Records from a collection of figures
=-=-=-=-=
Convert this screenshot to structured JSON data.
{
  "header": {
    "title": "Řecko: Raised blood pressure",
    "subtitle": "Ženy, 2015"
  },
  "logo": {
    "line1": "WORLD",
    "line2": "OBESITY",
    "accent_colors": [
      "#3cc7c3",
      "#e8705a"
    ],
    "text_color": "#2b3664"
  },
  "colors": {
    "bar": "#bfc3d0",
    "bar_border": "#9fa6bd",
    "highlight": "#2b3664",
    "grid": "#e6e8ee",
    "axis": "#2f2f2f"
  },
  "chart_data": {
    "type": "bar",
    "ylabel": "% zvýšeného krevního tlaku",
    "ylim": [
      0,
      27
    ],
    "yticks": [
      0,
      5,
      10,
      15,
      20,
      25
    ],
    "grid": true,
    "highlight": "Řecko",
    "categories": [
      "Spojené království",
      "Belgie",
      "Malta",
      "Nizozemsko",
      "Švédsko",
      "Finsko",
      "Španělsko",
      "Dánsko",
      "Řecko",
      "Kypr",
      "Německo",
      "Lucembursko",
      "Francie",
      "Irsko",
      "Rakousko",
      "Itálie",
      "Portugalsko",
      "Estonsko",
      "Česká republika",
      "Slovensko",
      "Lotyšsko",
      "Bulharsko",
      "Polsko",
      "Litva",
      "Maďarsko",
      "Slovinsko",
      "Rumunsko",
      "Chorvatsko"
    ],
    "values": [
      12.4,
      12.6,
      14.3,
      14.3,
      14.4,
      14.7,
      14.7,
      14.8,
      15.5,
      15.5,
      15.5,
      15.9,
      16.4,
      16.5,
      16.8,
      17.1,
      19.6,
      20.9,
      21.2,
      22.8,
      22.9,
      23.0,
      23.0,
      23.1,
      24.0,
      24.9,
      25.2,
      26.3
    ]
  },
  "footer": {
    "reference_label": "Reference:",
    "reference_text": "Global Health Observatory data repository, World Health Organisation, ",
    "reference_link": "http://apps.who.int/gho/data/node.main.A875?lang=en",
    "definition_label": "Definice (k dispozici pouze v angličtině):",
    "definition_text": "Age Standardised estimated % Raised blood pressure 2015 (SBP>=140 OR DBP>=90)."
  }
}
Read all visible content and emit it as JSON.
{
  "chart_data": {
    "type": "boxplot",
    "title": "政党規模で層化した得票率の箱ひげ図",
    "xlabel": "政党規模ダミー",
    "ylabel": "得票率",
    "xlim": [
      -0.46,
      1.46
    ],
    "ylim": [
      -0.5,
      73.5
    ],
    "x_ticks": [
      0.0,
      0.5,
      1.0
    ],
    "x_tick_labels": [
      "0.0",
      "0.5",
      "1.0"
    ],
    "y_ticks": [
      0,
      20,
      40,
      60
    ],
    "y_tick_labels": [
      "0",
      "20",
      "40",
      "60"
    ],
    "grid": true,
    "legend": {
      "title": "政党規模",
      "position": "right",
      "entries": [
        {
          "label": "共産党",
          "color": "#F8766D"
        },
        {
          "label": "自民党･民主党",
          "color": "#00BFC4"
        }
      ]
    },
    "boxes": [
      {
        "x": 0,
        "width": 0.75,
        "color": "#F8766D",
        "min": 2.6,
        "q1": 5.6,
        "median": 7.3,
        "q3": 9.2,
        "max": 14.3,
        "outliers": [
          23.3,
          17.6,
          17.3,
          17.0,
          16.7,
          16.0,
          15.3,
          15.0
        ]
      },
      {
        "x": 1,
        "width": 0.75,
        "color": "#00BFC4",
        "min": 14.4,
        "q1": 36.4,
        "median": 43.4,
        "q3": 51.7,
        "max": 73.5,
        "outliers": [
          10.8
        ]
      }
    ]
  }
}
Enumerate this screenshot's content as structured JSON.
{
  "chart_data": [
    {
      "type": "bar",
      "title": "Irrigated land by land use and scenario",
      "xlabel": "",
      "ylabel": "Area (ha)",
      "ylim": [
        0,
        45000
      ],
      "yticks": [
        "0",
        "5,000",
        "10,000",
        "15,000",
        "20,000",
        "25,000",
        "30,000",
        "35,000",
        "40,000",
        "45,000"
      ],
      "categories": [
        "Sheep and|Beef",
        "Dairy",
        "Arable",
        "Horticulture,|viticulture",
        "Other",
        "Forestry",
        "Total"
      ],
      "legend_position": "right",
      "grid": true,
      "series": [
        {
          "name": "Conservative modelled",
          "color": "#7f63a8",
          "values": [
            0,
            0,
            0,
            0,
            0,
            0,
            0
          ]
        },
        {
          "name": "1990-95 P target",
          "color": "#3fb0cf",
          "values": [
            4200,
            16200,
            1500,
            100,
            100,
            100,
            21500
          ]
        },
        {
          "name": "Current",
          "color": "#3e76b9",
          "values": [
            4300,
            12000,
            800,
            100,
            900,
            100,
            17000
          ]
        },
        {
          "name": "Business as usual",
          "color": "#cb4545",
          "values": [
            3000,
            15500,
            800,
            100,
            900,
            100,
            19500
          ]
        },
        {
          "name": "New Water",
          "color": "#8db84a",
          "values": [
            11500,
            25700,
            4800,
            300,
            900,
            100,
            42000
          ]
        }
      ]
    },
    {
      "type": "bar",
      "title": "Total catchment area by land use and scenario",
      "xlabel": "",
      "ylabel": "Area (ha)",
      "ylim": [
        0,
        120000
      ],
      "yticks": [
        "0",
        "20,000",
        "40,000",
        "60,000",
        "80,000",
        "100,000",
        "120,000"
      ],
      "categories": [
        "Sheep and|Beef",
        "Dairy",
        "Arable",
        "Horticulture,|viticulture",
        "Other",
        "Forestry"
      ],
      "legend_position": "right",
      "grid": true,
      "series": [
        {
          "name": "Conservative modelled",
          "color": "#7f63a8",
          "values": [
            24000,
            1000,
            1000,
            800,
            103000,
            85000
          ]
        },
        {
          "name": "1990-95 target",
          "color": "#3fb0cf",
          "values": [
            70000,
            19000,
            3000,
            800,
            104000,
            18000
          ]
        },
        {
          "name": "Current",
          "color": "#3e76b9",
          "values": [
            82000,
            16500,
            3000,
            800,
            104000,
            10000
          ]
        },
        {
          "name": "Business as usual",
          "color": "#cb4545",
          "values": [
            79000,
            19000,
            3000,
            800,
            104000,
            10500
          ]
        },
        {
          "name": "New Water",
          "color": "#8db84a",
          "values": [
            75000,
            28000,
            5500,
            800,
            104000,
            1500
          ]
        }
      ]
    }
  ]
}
=-=-=-=-=
Task brief> Every line of the records above needs to be given again exactly.

Task solution>
Convert this screenshot to structured JSON data.
{
  "header": {
    "title": "Řecko: Raised blood pressure",
    "subtitle": "Ženy, 2015"
  },
  "logo": {
    "line1": "WORLD",
    "line2": "OBESITY",
    "accent_colors": [
      "#3cc7c3",
      "#e8705a"
    ],
    "text_color": "#2b3664"
  },
  "colors": {
    "bar": "#bfc3d0",
    "bar_border": "#9fa6bd",
    "highlight": "#2b3664",
    "grid": "#e6e8ee",
    "axis": "#2f2f2f"
  },
  "chart_data": {
    "type": "bar",
    "ylabel": "% zvýšeného krevního tlaku",
    "ylim": [
      0,
      27
    ],
    "yticks": [
      0,
      5,
      10,
      15,
      20,
      25
    ],
    "grid": true,
    "highlight": "Řecko",
    "categories": [
      "Spojené království",
      "Belgie",
      "Malta",
      "Nizozemsko",
      "Švédsko",
      "Finsko",
      "Španělsko",
      "Dánsko",
      "Řecko",
      "Kypr",
      "Německo",
      "Lucembursko",
      "Francie",
      "Irsko",
      "Rakousko",
      "Itálie",
      "Portugalsko",
      "Estonsko",
      "Česká republika",
      "Slovensko",
      "Lotyšsko",
      "Bulharsko",
      "Polsko",
      "Litva",
      "Maďarsko",
      "Slovinsko",
      "Rumunsko",
      "Chorvatsko"
    ],
    "values": [
      12.4,
      12.6,
      14.3,
      14.3,
      14.4,
      14.7,
      14.7,
      14.8,
      15.5,
      15.5,
      15.5,
      15.9,
      16.4,
      16.5,
      16.8,
      17.1,
      19.6,
      20.9,
      21.2,
      22.8,
      22.9,
      23.0,
      23.0,
      23.1,
      24.0,
      24.9,
      25.2,
      26.3
    ]
  },
  "footer": {
    "reference_label": "Reference:",
    "reference_text": "Global Health Observatory data repository, World Health Organisation, ",
    "reference_link": "http://apps.who.int/gho/data/node.main.A875?lang=en",
    "definition_label": "Definice (k dispozici pouze v angličtině):",
    "definition_text": "Age Standardised estimated % Raised blood pressure 2015 (SBP>=140 OR DBP>=90)."
  }
}
Read all visible content and emit it as JSON.
{
  "chart_data": {
    "type": "boxplot",
    "title": "政党規模で層化した得票率の箱ひげ図",
    "xlabel": "政党規模ダミー",
    "ylabel": "得票率",
    "xlim": [
      -0.46,
      1.46
    ],
    "ylim": [
      -0.5,
      73.5
    ],
    "x_ticks": [
      0.0,
      0.5,
      1.0
    ],
    "x_tick_labels": [
      "0.0",
      "0.5",
      "1.0"
    ],
    "y_ticks": [
      0,
      20,
      40,
      60
    ],
    "y_tick_labels": [
      "0",
      "20",
      "40",
      "60"
    ],
    "grid": true,
    "legend": {
      "title": "政党規模",
      "position": "right",
      "entries": [
        {
          "label": "共産党",
          "color": "#F8766D"
        },
        {
          "label": "自民党･民主党",
          "color": "#00BFC4"
        }
      ]
    },
    "boxes": [
      {
        "x": 0,
        "width": 0.75,
        "color": "#F8766D",
        "min": 2.6,
        "q1": 5.6,
        "median": 7.3,
        "q3": 9.2,
        "max": 14.3,
        "outliers": [
          23.3,
          17.6,
          17.3,
          17.0,
          16.7,
          16.0,
          15.3,
          15.0
        ]
      },
      {
        "x": 1,
        "width": 0.75,
        "color": "#00BFC4",
        "min": 14.4,
        "q1": 36.4,
        "median": 43.4,
        "q3": 51.7,
        "max": 73.5,
        "outliers": [
          10.8
        ]
      }
    ]
  }
}
Enumerate this screenshot's content as structured JSON.
{
  "chart_data": [
    {
      "type": "bar",
      "title": "Irrigated land by land use and scenario",
      "xlabel": "",
      "ylabel": "Area (ha)",
      "ylim": [
        0,
        45000
      ],
      "yticks": [
        "0",
        "5,000",
        "10,000",
        "15,000",
        "20,000",
        "25,000",
        "30,000",
        "35,000",
        "40,000",
        "45,000"
      ],
      "categories": [
        "Sheep and|Beef",
        "Dairy",
        "Arable",
        "Horticulture,|viticulture",
        "Other",
        "Forestry",
        "Total"
      ],
      "legend_position": "right",
      "grid": true,
      "series": [
        {
          "name": "Conservative modelled",
          "color": "#7f63a8",
          "values": [
            0,
            0,
            0,
            0,
            0,
            0,
            0
          ]
        },
        {
          "name": "1990-95 P target",
          "color": "#3fb0cf",
          "values": [
            4200,
            16200,
            1500,
            100,
            100,
            100,
            21500
          ]
        },
        {
          "name": "Current",
          "color": "#3e76b9",
          "values": [
            4300,
            12000,
            800,
            100,
            900,
            100,
            17000
          ]
        },
        {
          "name": "Business as usual",
          "color": "#cb4545",
          "values": [
            3000,
            15500,
            800,
            100,
            900,
            100,
            19500
          ]
        },
        {
          "name": "New Water",
          "color": "#8db84a",
          "values": [
            11500,
            25700,
            4800,
            300,
            900,
            100,
            42000
          ]
        }
      ]
    },
    {
      "type": "bar",
      "title": "Total catchment area by land use and scenario",
      "xlabel": "",
      "ylabel": "Area (ha)",
      "ylim": [
        0,
        120000
      ],
      "yticks": [
        "0",
        "20,000",
        "40,000",
        "60,000",
        "80,000",
        "100,000",
        "120,000"
      ],
      "categories": [
        "Sheep and|Beef",
        "Dairy",
        "Arable",
        "Horticulture,|viticulture",
        "Other",
        "Forestry"
      ],
      "legend_position": "right",
      "grid": true,
      "series": [
        {
          "name": "Conservative modelled",
          "color": "#7f63a8",
          "values": [
            24000,
            1000,
            1000,
            800,
            103000,
            85000
          ]
        },
        {
          "name": "1990-95 target",
          "color": "#3fb0cf",
          "values": [
            70000,
            19000,
            3000,
            800,
            104000,
            18000
          ]
        },
        {
          "name": "Current",
          "color": "#3e76b9",
          "values": [
            82000,
            16500,
            3000,
            800,
            104000,
            10000
          ]
        },
        {
          "name": "Business as usual",
          "color": "#cb4545",
          "values": [
            79000,
            19000,
            3000,
            800,
            104000,
            10500
          ]
        },
        {
          "name": "New Water",
          "color": "#8db84a",
          "values": [
            75000,
            28000,
            5500,
            800,
            104000,
            1500
          ]
        }
      ]
    }
  ]
}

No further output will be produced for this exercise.